----- RECORDS FOR THE EXERCISE
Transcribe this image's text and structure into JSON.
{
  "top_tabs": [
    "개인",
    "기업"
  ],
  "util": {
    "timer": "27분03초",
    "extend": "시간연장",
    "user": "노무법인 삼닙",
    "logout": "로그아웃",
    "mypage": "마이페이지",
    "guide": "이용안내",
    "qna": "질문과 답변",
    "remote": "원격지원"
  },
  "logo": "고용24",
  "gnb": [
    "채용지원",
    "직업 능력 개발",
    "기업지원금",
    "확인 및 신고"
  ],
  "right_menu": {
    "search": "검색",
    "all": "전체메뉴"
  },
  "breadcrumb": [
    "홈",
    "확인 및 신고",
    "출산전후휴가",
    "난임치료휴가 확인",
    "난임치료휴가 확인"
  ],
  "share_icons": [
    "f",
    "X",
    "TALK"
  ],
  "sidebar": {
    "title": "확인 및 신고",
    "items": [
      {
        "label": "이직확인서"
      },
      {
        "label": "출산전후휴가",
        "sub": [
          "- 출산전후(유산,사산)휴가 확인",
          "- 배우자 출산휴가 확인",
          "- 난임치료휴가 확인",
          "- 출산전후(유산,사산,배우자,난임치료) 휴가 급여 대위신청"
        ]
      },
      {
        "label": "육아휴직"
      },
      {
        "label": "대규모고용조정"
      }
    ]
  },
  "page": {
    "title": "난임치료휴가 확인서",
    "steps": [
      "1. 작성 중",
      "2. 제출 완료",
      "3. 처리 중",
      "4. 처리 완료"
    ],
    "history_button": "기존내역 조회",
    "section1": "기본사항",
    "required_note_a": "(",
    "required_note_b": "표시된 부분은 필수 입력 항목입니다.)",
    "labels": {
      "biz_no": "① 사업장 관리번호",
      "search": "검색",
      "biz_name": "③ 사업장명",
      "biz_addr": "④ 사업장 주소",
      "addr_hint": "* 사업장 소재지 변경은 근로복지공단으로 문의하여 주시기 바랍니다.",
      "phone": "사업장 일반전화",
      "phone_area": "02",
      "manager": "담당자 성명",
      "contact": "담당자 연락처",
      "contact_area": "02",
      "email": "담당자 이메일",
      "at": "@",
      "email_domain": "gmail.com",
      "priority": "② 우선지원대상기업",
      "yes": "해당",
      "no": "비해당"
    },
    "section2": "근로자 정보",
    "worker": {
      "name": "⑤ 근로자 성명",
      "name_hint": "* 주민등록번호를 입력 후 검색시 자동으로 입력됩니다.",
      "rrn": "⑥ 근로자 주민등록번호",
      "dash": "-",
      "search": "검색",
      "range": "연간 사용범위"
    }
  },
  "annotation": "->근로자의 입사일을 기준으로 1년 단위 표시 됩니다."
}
----------
◆ THE EXERCISE:
What do the records say? Quote them all exactly.

◆ FINAL ANSWER:
Transcribe this image's text and structure into JSON.
{
  "top_tabs": [
    "개인",
    "기업"
  ],
  "util": {
    "timer": "27분03초",
    "extend": "시간연장",
    "user": "노무법인 삼닙",
    "logout": "로그아웃",
    "mypage": "마이페이지",
    "guide": "이용안내",
    "qna": "질문과 답변",
    "remote": "원격지원"
  },
  "logo": "고용24",
  "gnb": [
    "채용지원",
    "직업 능력 개발",
    "기업지원금",
    "확인 및 신고"
  ],
  "right_menu": {
    "search": "검색",
    "all": "전체메뉴"
  },
  "breadcrumb": [
    "홈",
    "확인 및 신고",
    "출산전후휴가",
    "난임치료휴가 확인",
    "난임치료휴가 확인"
  ],
  "share_icons": [
    "f",
    "X",
    "TALK"
  ],
  "sidebar": {
    "title": "확인 및 신고",
    "items": [
      {
        "label": "이직확인서"
      },
      {
        "label": "출산전후휴가",
        "sub": [
          "- 출산전후(유산,사산)휴가 확인",
          "- 배우자 출산휴가 확인",
          "- 난임치료휴가 확인",
          "- 출산전후(유산,사산,배우자,난임치료) 휴가 급여 대위신청"
        ]
      },
      {
        "label": "육아휴직"
      },
      {
        "label": "대규모고용조정"
      }
    ]
  },
  "page": {
    "title": "난임치료휴가 확인서",
    "steps": [
      "1. 작성 중",
      "2. 제출 완료",
      "3. 처리 중",
      "4. 처리 완료"
    ],
    "history_button": "기존내역 조회",
    "section1": "기본사항",
    "required_note_a": "(",
    "required_note_b": "표시된 부분은 필수 입력 항목입니다.)",
    "labels": {
      "biz_no": "① 사업장 관리번호",
      "search": "검색",
      "biz_name": "③ 사업장명",
      "biz_addr": "④ 사업장 주소",
      "addr_hint": "* 사업장 소재지 변경은 근로복지공단으로 문의하여 주시기 바랍니다.",
      "phone": "사업장 일반전화",
      "phone_area": "02",
      "manager": "담당자 성명",
      "contact": "담당자 연락처",
      "contact_area": "02",
      "email": "담당자 이메일",
      "at": "@",
      "email_domain": "gmail.com",
      "priority": "② 우선지원대상기업",
      "yes": "해당",
      "no": "비해당"
    },
    "section2": "근로자 정보",
    "worker": {
      "name": "⑤ 근로자 성명",
      "name_hint": "* 주민등록번호를 입력 후 검색시 자동으로 입력됩니다.",
      "rrn": "⑥ 근로자 주민등록번호",
      "dash": "-",
      "search": "검색",
      "range": "연간 사용범위"
    }
  },
  "annotation": "->근로자의 입사일을 기준으로 1년 단위 표시 됩니다."
}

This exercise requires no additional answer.